■ EXTRAIT DU TEXTE:

===

La puissance productive de l’homme se développe, avons-nous dit, d’une manière continue dans l’enchaînement successif des âges de la civilisation.

La raison de l’homme est une de ses forces, incomparablement la première de toutes, l’origine et le gage de sa domination ici-bas, comme elle est la promesse de son immortalité dans une autre vie. C’est à elle qu’il doit tous ses genres de supériorité, et très particulièrement celle qu’il montre dans la carrière industrielle, c’est-à-dire sa puissance productive.

===

■ DONNÉES FOURNIES:
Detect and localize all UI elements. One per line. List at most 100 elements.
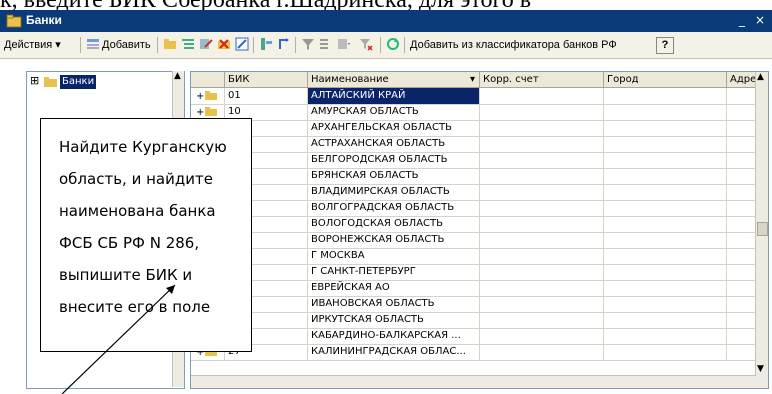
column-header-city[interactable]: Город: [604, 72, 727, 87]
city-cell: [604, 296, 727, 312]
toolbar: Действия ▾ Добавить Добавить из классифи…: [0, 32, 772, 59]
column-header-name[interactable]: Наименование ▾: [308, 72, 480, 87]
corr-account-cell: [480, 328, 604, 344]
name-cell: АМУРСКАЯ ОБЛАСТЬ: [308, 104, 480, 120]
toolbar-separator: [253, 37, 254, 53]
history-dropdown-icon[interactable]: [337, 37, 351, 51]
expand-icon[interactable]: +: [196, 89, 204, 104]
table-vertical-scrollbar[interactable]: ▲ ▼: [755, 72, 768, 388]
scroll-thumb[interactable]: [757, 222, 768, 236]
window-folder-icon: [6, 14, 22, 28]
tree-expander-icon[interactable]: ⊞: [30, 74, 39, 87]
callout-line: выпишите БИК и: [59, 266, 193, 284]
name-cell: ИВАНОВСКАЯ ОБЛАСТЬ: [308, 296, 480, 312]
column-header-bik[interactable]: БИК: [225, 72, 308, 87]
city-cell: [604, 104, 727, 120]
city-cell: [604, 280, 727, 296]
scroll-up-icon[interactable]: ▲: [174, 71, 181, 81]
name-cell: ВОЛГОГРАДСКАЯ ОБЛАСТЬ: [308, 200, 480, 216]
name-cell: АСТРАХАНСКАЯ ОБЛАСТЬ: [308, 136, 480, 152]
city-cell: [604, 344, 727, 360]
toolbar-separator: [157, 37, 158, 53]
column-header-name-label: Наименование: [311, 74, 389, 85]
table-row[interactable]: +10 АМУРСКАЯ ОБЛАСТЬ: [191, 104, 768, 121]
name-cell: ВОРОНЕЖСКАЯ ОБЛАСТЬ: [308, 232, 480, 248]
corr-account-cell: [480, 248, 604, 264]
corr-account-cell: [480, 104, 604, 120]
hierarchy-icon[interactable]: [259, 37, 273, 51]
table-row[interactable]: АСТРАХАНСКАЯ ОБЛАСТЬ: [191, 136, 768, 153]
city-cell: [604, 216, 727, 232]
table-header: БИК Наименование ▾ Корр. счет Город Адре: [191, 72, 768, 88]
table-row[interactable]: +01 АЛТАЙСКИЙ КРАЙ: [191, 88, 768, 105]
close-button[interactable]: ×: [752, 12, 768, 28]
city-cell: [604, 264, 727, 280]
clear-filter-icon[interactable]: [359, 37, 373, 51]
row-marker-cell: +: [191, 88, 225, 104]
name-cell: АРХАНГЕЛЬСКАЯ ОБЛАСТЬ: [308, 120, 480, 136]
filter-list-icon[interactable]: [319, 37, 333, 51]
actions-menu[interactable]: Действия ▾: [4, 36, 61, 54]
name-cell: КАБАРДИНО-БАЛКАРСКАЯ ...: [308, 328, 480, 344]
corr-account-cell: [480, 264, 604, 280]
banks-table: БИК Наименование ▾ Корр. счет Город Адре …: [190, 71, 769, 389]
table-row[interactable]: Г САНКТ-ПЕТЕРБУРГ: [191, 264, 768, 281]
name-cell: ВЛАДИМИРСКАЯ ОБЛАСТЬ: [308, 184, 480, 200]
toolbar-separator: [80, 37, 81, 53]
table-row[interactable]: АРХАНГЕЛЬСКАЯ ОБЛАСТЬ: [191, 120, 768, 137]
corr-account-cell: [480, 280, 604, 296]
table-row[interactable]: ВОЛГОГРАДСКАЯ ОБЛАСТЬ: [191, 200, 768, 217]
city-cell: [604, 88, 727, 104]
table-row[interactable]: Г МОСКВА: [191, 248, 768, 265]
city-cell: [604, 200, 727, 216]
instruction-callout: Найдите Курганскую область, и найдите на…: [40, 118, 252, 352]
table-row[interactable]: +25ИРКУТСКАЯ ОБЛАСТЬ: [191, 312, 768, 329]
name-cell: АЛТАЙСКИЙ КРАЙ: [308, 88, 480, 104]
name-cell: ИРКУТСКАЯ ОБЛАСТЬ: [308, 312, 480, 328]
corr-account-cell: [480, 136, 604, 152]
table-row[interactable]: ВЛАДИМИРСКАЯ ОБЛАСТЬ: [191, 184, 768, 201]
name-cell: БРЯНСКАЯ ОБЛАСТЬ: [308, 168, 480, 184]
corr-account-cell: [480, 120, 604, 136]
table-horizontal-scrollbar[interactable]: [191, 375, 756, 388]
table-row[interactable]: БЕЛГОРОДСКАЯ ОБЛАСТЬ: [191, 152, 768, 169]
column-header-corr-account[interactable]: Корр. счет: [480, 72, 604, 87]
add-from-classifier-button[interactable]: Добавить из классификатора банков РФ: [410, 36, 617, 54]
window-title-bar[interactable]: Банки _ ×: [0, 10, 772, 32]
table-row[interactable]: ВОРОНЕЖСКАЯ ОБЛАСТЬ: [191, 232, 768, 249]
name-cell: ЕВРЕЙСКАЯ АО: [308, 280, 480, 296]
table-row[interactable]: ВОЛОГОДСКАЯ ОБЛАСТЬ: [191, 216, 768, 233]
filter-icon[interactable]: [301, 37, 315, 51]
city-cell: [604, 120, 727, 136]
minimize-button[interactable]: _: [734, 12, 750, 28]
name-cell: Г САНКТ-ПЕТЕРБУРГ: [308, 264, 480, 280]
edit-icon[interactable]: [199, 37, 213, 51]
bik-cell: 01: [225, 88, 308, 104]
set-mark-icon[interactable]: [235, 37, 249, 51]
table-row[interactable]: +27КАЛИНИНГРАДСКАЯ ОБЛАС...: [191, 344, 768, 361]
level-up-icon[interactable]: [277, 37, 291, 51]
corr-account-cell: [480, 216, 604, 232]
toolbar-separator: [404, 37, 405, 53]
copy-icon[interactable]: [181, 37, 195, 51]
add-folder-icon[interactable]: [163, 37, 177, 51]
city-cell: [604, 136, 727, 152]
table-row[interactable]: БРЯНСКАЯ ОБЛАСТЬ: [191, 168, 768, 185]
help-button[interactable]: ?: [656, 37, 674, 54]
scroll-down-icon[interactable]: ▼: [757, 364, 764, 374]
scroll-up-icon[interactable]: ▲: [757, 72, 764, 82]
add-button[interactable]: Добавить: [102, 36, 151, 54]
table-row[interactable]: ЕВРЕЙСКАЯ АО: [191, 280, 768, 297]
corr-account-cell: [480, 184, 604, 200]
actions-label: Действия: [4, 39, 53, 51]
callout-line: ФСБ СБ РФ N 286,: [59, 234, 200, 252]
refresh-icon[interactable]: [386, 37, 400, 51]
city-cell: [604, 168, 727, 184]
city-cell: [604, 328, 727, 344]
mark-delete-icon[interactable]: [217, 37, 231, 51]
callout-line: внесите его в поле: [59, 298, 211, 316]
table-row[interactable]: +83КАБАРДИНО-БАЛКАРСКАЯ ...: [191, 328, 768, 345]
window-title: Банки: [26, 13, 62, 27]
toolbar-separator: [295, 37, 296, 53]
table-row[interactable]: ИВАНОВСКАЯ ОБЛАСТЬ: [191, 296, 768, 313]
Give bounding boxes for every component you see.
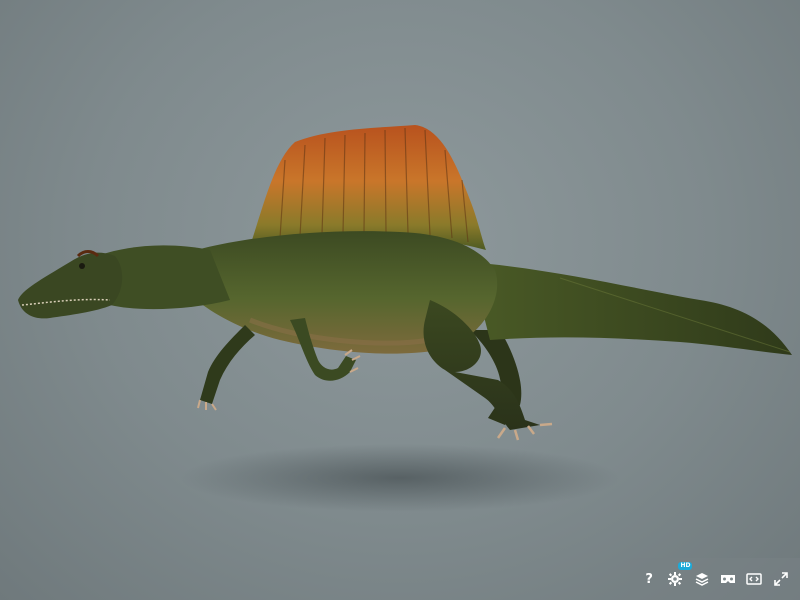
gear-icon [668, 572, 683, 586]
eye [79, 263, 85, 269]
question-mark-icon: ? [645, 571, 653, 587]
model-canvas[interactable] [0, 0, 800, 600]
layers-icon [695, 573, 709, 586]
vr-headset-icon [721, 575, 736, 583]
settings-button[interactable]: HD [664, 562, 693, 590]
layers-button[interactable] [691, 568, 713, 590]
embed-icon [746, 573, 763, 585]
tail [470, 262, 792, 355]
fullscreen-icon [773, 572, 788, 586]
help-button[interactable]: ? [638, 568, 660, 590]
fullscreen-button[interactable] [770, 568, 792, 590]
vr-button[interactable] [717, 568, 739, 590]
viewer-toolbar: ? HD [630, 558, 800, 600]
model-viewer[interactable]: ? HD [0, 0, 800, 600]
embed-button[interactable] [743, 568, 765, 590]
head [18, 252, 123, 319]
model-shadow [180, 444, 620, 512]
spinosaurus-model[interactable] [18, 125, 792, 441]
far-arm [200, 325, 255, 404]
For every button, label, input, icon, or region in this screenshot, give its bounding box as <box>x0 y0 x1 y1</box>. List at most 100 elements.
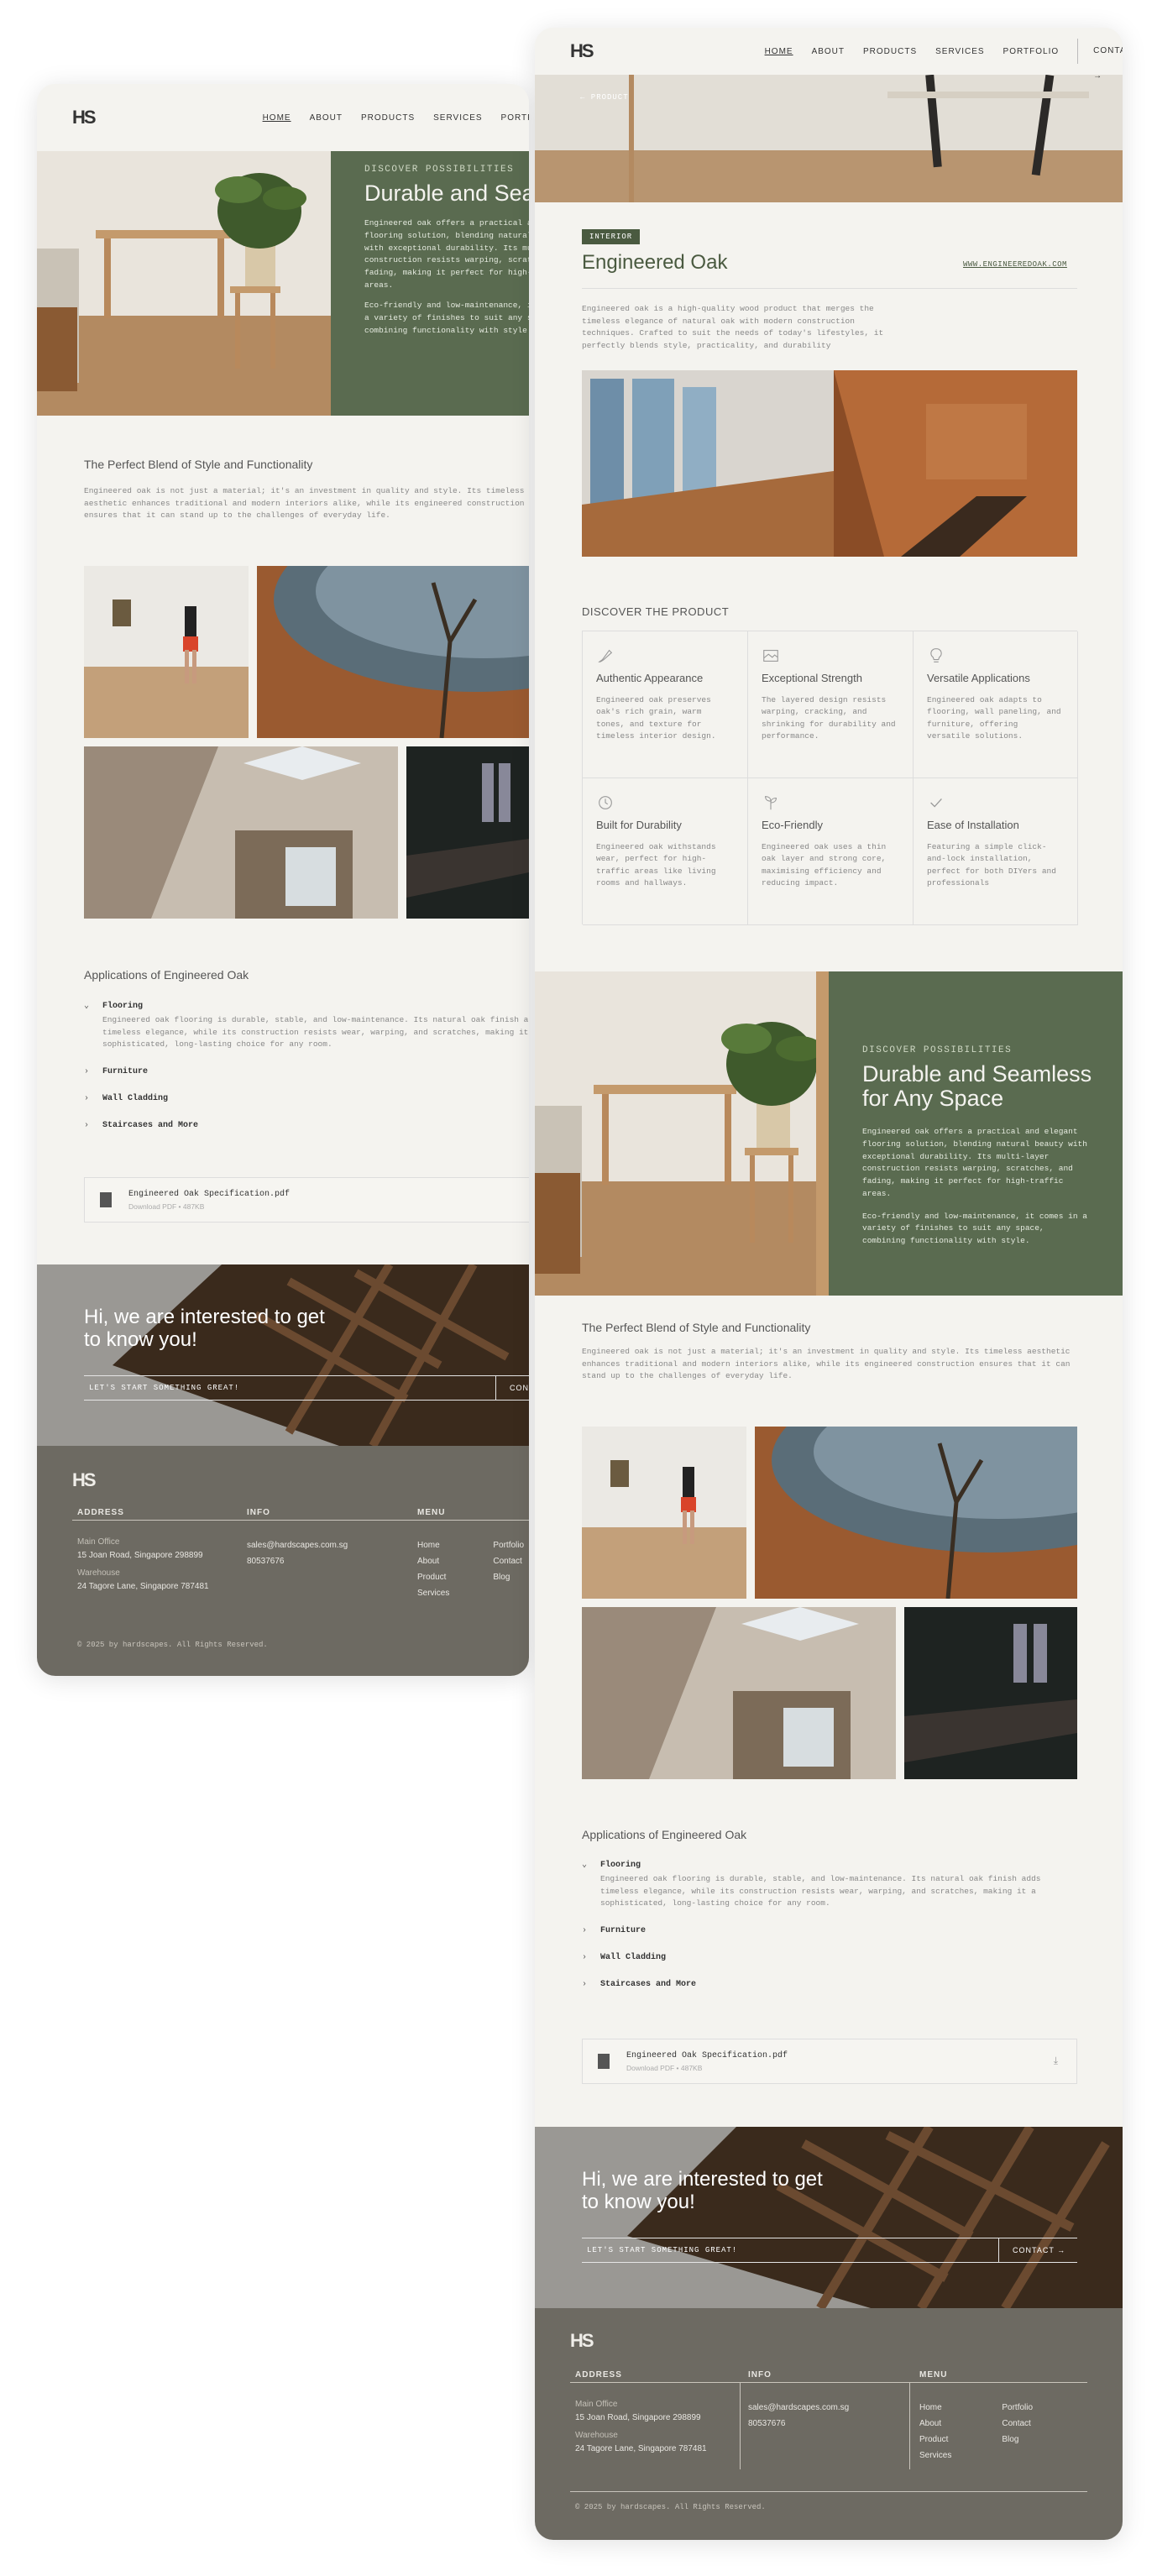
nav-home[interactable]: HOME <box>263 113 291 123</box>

===

■ CONSIGNES DE L’EXERCICE:
[1] Recopiez fidèlement le passage de l’extrait qui débute aux mots « La puissance productive » et s’arrête après les mots « sa puissance productive. ».
[2] Réécrivez plus brièvement le paragraphe de l’extrait commençant par « La raison de l’homme est une de ses forces » en conservant ses faits essentiels.
Les enregistrements n’interviennent en rien dans cet exercice.

■ RÉPONSES CI-DESSOUS:
[1]
La puissance productive de l’homme se développe, avons-nous dit, d’une manière continue dans l’enchaînement successif des âges de la civilisation.

La raison de l’homme est une de ses forces, incomparablement la première de toutes, l’origine et le gage de sa domination ici-bas, comme elle est la promesse de son immortalité dans une autre vie. C’est à elle qu’il doit tous ses genres de supériorité, et très particulièrement celle qu’il montre dans la carrière industrielle, c’est-à-dire sa puissance productive.

[2] La raison est la première des forces de l’homme. Elle fonde sa domination ici-bas et promet son immortalité dans une autre vie. Il lui doit toutes ses supériorités, en particulier sa puissance productive dans la carrière industrielle.